**Provided passage**

so they include a collection of peptides, that these APCs can present to the T cell. there is a series of 9 amino acids in the epitope that is bound up on the heavy chain of the MHC major histocompatability complex (HLA phenotype is not clear here) and then when the T cells in that small aliquot of peripheral blood is exposed to the peptide which makes the epitope rest in the curved arch of the MHC and presents itself to the passing T cell in this special tissue culture/expansion medium. that causes the T cells which recognizes the cancer neoantigen, in the tumor and fights it but then goes into anergy, expand again when it recognizes that same antigen in this tissue culture. that's what T cells do, when they see antigen they like. they multiply like crazy.

anyway this first 10 day culture forces the small (infinitely small ) amount of T cells in the peripheral blood, (that is not bound to the tumor so it can be found in the peripheral blood sample), that see that same epitope presented by these aAPC artificial APC like everyone uses already to expand the T cells after transfection with the CAR. that is part of the first batch that mrkr processes.

so that grows up a huge population of effector cells, then next, they culture for 7 days in the IL-7 which promotes the development of the memory stem cell type of CD4 cells that will maintain the memory of that tumor neoantigen.

so basically it uses the T cells that are a natural response to the tumor, but give up after fighting for a long time from anergy, acquired tolerance, and the other forms of Teff cell shutdown as the TME tumor micro environment uses the Th2 type phenotype to allow the tumor to escape by pretending to be wound healing, that's the best way to think of immune escape.

anyway after the T cells are cultured in the IL-7 they have enuff of both the Teff cells and Tmsc (for long term memory of tumor neoantigen) so after they reinfuse the cultured cells, there is enuff to restart the entire natural immune response to the tumor, just with a lot more of the Teff cells to work on the tumor than occurred in the body up until then.

the mixture of peptides is determined from looking at the mutation in the DNA sequence, which changed the amino acid, and they make a string of DNA with the code for the mutated spot included, and since the mutation could be anywhere in the full length of the peptide, they make a different peptide for each position of the mutation, so it shifts by one amino acid for each of the multimers created. this is what dr Rosenberg does, and has been doing since 2013. they have a dozen papers over the last 6 years about it, before getting to this last one in january.

anyway, so each of these little bit different peptides is presented by the APC, so one out of all of them will provoke the T cell activation and replication, and the others which were just one amino acid over from it not creating an antigenic response, because the epitope does not lay in the groove of the MHC in the same way as the true neoantigen does.

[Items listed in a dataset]
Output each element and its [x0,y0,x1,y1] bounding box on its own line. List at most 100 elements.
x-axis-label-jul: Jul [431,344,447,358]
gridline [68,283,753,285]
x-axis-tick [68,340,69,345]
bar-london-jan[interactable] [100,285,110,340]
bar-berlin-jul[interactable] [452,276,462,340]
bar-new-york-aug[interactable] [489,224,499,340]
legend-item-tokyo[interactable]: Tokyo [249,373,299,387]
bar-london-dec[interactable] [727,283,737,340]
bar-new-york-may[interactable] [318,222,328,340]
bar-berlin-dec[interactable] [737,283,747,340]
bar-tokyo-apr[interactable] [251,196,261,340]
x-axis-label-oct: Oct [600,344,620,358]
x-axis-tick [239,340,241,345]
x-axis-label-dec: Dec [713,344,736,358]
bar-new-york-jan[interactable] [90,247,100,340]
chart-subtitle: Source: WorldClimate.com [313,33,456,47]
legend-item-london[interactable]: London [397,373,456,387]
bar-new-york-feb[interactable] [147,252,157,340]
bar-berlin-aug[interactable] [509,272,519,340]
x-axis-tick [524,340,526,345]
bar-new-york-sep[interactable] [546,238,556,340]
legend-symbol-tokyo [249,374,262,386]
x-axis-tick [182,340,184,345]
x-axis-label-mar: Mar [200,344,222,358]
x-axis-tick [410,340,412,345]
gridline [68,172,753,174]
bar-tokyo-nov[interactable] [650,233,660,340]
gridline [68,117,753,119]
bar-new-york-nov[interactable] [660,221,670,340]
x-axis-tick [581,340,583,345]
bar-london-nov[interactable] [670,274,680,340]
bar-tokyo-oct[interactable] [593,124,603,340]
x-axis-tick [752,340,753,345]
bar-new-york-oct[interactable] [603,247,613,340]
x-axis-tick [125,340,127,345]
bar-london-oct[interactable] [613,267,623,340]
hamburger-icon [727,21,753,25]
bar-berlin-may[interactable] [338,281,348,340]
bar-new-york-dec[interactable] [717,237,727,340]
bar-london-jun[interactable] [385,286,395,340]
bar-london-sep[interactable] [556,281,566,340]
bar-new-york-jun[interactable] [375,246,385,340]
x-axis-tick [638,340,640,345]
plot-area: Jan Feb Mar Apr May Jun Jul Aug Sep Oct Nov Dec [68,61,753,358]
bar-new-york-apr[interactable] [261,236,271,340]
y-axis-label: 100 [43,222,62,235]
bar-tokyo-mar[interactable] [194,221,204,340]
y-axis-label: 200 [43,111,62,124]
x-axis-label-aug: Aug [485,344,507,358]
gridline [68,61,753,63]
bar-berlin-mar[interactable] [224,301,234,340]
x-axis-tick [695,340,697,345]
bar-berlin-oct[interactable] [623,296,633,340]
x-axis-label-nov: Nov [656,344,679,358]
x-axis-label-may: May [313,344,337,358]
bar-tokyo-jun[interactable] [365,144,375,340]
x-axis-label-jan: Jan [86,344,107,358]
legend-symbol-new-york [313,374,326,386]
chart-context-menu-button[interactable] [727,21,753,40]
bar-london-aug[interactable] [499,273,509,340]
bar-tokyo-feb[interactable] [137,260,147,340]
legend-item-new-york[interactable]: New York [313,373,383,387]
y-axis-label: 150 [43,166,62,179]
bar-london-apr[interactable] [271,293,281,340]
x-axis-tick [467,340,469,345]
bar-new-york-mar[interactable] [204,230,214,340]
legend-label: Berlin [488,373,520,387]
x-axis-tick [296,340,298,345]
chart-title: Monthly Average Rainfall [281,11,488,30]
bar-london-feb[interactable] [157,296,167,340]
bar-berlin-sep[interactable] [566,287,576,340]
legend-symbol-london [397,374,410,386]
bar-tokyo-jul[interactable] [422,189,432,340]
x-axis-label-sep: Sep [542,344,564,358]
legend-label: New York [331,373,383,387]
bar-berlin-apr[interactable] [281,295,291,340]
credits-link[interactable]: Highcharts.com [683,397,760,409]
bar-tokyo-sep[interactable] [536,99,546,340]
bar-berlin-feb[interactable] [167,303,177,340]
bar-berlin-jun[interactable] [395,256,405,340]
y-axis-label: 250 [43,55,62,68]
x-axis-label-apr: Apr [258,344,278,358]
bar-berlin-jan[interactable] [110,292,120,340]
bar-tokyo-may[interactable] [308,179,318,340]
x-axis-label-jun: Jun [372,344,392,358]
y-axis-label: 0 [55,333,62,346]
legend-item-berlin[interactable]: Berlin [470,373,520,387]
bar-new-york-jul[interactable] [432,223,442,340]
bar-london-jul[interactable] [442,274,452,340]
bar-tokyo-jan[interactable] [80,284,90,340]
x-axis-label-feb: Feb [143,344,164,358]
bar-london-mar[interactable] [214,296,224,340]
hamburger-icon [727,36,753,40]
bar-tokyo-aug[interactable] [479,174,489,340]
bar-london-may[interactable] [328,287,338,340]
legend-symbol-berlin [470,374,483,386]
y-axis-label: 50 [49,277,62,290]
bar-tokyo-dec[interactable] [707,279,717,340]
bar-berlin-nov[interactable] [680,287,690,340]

**Tasks to complete**
1 - Reproduce the section of the passage on neoantigen T cell therapy that begins with the words "anyway this first" and ends with "that mrkr processes.".
2 - List every abbreviation that the passage on neoantigen T cell therapy spells out in full, giving each with its expansion.

**Solution set**
1 -
anyway this first 10 day culture forces the small (infinitely small ) amount of T cells in the peripheral blood, (that is not bound to the tumor so it can be found in the peripheral blood sample), that see that same epitope presented by these aAPC artificial APC like everyone uses already to expand the T cells after transfection with the CAR. that is part of the first batch that mrkr processes.

2 -
MHC: major histocompatability complex
aAPC: artificial APC
TME: tumor micro environment